== Your goal ==
Where a line in the listing below contains the word "xlabel", copy that line.

## Start

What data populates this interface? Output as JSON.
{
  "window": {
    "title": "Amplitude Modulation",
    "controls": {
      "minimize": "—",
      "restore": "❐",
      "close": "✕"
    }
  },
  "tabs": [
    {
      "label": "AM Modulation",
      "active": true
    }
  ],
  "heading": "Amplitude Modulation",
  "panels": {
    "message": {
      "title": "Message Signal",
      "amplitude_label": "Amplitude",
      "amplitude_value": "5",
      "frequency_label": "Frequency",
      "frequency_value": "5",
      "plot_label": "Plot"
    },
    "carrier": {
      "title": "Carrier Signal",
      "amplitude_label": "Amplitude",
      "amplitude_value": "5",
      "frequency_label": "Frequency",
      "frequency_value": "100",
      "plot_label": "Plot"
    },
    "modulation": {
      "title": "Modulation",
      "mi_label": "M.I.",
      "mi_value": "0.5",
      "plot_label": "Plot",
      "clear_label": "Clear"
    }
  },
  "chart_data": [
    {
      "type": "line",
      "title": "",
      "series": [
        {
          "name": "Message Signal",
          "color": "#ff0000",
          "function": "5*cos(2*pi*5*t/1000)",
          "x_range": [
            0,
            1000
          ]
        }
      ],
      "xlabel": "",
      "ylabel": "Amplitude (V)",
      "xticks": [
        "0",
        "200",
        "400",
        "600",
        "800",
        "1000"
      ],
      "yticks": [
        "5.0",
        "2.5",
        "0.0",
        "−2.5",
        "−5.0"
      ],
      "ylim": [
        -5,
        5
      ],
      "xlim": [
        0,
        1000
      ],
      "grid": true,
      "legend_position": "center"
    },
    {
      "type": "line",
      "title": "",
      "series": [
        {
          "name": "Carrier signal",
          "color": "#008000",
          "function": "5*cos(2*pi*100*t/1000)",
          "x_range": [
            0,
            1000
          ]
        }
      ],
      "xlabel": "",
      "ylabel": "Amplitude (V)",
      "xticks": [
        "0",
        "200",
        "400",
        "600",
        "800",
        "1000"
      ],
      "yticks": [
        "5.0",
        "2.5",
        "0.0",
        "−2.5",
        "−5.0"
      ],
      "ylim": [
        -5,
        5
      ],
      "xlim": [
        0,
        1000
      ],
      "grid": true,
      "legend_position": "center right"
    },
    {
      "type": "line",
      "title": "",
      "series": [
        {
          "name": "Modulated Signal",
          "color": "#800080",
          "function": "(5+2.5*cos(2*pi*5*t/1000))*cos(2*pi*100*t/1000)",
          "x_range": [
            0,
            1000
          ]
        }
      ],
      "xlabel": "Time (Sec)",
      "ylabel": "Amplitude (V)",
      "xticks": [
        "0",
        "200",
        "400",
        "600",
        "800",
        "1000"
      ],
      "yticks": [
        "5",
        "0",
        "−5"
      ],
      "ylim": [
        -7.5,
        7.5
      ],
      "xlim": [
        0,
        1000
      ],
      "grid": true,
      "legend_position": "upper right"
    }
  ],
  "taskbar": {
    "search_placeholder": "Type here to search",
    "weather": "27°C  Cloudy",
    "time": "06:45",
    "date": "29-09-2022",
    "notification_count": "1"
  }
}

## End
## Start

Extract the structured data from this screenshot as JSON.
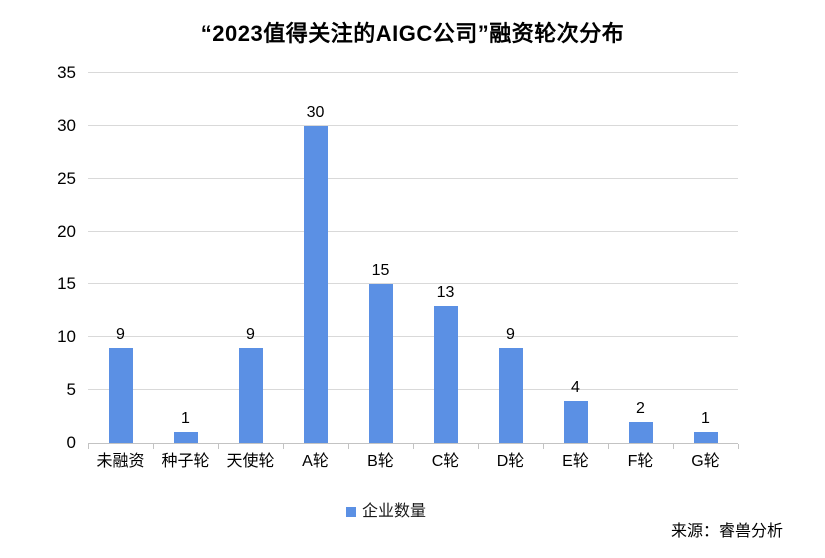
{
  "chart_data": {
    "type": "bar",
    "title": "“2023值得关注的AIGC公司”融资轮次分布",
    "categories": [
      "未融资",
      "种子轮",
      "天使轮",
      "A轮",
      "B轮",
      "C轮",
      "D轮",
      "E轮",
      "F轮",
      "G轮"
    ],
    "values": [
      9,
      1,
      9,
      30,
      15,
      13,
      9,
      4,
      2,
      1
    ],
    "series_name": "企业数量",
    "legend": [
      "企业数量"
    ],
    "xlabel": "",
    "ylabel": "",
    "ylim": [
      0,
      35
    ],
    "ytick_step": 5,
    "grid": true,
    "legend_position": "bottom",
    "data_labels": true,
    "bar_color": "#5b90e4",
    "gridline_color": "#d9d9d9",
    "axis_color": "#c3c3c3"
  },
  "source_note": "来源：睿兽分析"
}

## End

== The solution ==
      "xlabel": "",
      "xlabel": "",
      "xlabel": "Time (Sec)",
    "xlabel": "",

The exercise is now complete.